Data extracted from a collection
+ + + + + + +

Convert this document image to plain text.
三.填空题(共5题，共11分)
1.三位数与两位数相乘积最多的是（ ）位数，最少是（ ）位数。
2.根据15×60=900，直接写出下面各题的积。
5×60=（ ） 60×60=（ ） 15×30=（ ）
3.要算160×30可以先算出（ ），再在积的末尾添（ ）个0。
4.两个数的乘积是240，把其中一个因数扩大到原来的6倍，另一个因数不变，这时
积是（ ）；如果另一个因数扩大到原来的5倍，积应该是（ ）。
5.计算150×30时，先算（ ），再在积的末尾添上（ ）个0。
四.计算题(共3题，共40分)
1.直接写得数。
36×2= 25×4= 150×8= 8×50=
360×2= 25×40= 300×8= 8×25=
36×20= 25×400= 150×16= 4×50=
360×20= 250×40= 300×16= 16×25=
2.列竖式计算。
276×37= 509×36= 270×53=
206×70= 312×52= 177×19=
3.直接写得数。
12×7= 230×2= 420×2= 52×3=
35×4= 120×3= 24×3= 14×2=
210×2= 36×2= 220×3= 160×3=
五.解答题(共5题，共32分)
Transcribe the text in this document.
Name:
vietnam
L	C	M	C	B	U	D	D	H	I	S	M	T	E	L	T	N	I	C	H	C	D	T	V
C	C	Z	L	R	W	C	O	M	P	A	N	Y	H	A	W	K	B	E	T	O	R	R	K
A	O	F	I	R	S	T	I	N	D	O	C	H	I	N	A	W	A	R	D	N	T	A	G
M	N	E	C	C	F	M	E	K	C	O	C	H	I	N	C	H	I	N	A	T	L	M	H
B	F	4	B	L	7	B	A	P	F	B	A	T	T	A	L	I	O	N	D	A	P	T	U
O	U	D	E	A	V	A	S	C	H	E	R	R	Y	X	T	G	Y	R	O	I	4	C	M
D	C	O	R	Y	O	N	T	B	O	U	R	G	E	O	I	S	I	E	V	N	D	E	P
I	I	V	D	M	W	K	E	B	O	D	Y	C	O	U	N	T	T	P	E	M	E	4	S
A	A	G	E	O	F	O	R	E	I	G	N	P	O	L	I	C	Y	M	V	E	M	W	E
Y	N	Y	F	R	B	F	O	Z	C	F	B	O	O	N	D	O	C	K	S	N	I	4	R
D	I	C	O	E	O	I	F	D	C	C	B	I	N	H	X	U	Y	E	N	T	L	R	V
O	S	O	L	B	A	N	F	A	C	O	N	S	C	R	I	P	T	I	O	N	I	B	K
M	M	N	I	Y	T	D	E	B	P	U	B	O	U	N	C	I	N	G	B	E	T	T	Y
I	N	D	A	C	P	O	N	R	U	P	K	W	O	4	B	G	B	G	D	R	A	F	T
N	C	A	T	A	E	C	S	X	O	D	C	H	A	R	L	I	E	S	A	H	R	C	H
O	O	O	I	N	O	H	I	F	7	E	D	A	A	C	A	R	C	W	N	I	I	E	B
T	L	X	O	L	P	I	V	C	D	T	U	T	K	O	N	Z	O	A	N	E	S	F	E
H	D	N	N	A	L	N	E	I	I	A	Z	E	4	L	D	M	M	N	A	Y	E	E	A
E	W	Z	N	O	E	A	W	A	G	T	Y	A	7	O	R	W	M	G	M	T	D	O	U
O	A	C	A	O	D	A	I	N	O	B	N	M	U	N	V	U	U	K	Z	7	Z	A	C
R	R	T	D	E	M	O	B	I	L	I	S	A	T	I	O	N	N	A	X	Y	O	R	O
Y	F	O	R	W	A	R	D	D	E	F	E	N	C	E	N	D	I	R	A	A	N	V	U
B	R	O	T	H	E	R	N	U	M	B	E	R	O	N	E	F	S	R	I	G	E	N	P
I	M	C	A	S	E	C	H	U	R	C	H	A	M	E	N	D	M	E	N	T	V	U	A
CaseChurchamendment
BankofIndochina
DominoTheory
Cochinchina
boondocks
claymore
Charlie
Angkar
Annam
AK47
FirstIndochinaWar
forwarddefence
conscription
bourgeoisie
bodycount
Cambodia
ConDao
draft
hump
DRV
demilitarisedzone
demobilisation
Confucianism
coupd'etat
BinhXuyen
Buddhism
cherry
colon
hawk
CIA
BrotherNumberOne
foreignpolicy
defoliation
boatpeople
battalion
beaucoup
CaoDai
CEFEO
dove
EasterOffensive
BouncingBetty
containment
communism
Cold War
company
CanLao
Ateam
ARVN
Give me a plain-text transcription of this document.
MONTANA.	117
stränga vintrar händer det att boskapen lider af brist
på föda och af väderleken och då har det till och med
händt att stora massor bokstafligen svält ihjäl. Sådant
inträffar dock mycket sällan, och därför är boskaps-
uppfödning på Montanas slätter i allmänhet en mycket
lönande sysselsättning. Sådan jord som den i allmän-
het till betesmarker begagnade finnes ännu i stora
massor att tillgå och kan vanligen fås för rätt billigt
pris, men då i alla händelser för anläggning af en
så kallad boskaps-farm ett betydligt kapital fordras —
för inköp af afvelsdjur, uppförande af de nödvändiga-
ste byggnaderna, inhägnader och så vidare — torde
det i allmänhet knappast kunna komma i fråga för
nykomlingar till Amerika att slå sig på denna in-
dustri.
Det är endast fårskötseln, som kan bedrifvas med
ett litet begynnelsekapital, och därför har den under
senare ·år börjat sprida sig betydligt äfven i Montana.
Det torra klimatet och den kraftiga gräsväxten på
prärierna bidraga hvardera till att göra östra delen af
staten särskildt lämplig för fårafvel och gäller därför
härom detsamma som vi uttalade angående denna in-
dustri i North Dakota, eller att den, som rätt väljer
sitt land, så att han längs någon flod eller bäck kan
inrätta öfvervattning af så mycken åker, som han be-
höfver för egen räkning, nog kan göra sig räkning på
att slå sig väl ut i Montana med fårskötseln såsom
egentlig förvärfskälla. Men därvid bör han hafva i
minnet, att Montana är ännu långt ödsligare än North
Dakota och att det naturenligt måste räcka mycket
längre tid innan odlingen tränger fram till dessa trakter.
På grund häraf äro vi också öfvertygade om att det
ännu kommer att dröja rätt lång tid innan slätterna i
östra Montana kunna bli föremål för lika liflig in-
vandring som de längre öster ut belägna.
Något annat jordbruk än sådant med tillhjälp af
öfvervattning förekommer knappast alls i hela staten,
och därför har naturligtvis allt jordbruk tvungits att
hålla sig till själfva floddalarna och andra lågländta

+ + + + + + +

→ Given instruction
Copy out all lines that carry the word "staten".

→ Complete response
staten särskildt lämplig för fårafvel och gäller därför
öfvervattning förekommer knappast alls i hela staten,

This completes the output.